→ **Exercise task**
Restate every entry word for word.

→ **Stored records**
»»

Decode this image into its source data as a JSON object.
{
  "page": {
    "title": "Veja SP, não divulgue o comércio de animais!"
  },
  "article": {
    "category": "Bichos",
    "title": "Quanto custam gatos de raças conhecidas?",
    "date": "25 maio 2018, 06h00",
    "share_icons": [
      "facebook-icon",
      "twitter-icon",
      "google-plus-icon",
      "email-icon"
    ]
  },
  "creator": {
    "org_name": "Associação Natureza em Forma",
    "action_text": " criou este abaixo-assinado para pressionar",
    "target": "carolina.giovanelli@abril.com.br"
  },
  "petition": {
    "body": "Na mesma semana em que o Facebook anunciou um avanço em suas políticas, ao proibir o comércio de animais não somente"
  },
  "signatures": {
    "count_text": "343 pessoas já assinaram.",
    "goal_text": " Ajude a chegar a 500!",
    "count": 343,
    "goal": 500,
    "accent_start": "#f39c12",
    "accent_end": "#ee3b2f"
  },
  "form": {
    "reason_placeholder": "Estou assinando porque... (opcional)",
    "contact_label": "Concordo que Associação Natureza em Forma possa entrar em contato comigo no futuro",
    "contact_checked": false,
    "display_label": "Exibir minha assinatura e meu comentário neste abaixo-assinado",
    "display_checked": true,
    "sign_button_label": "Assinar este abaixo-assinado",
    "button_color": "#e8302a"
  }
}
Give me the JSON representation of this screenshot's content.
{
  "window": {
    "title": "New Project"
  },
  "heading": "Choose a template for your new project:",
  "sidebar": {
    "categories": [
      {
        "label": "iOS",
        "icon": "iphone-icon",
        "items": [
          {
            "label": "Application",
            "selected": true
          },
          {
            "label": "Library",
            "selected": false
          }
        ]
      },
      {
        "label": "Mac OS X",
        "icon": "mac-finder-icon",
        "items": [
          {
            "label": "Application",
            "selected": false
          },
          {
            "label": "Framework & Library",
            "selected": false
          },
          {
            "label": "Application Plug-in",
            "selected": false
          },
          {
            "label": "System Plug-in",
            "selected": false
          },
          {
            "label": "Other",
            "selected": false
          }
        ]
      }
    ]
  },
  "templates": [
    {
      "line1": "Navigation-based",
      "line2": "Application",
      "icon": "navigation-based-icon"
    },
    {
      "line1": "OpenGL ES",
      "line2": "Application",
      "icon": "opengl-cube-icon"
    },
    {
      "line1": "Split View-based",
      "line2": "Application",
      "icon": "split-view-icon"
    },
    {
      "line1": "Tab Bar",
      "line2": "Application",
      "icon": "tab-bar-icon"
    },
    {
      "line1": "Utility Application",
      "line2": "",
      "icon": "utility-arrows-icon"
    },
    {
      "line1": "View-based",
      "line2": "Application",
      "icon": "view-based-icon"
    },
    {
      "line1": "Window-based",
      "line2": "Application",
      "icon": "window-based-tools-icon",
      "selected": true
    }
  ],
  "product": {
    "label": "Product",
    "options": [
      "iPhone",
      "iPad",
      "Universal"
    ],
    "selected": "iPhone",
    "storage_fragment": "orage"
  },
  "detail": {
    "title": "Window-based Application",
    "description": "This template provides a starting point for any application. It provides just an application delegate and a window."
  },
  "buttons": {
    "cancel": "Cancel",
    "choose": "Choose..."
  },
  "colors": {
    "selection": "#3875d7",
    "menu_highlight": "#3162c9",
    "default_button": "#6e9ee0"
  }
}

««

→ **Solution for this task**
Decode this image into its source data as a JSON object.
{
  "page": {
    "title": "Veja SP, não divulgue o comércio de animais!"
  },
  "article": {
    "category": "Bichos",
    "title": "Quanto custam gatos de raças conhecidas?",
    "date": "25 maio 2018, 06h00",
    "share_icons": [
      "facebook-icon",
      "twitter-icon",
      "google-plus-icon",
      "email-icon"
    ]
  },
  "creator": {
    "org_name": "Associação Natureza em Forma",
    "action_text": " criou este abaixo-assinado para pressionar",
    "target": "carolina.giovanelli@abril.com.br"
  },
  "petition": {
    "body": "Na mesma semana em que o Facebook anunciou um avanço em suas políticas, ao proibir o comércio de animais não somente"
  },
  "signatures": {
    "count_text": "343 pessoas já assinaram.",
    "goal_text": " Ajude a chegar a 500!",
    "count": 343,
    "goal": 500,
    "accent_start": "#f39c12",
    "accent_end": "#ee3b2f"
  },
  "form": {
    "reason_placeholder": "Estou assinando porque... (opcional)",
    "contact_label": "Concordo que Associação Natureza em Forma possa entrar em contato comigo no futuro",
    "contact_checked": false,
    "display_label": "Exibir minha assinatura e meu comentário neste abaixo-assinado",
    "display_checked": true,
    "sign_button_label": "Assinar este abaixo-assinado",
    "button_color": "#e8302a"
  }
}
Give me the JSON representation of this screenshot's content.
{
  "window": {
    "title": "New Project"
  },
  "heading": "Choose a template for your new project:",
  "sidebar": {
    "categories": [
      {
        "label": "iOS",
        "icon": "iphone-icon",
        "items": [
          {
            "label": "Application",
            "selected": true
          },
          {
            "label": "Library",
            "selected": false
          }
        ]
      },
      {
        "label": "Mac OS X",
        "icon": "mac-finder-icon",
        "items": [
          {
            "label": "Application",
            "selected": false
          },
          {
            "label": "Framework & Library",
            "selected": false
          },
          {
            "label": "Application Plug-in",
            "selected": false
          },
          {
            "label": "System Plug-in",
            "selected": false
          },
          {
            "label": "Other",
            "selected": false
          }
        ]
      }
    ]
  },
  "templates": [
    {
      "line1": "Navigation-based",
      "line2": "Application",
      "icon": "navigation-based-icon"
    },
    {
      "line1": "OpenGL ES",
      "line2": "Application",
      "icon": "opengl-cube-icon"
    },
    {
      "line1": "Split View-based",
      "line2": "Application",
      "icon": "split-view-icon"
    },
    {
      "line1": "Tab Bar",
      "line2": "Application",
      "icon": "tab-bar-icon"
    },
    {
      "line1": "Utility Application",
      "line2": "",
      "icon": "utility-arrows-icon"
    },
    {
      "line1": "View-based",
      "line2": "Application",
      "icon": "view-based-icon"
    },
    {
      "line1": "Window-based",
      "line2": "Application",
      "icon": "window-based-tools-icon",
      "selected": true
    }
  ],
  "product": {
    "label": "Product",
    "options": [
      "iPhone",
      "iPad",
      "Universal"
    ],
    "selected": "iPhone",
    "storage_fragment": "orage"
  },
  "detail": {
    "title": "Window-based Application",
    "description": "This template provides a starting point for any application. It provides just an application delegate and a window."
  },
  "buttons": {
    "cancel": "Cancel",
    "choose": "Choose..."
  },
  "colors": {
    "selection": "#3875d7",
    "menu_highlight": "#3162c9",
    "default_button": "#6e9ee0"
  }
}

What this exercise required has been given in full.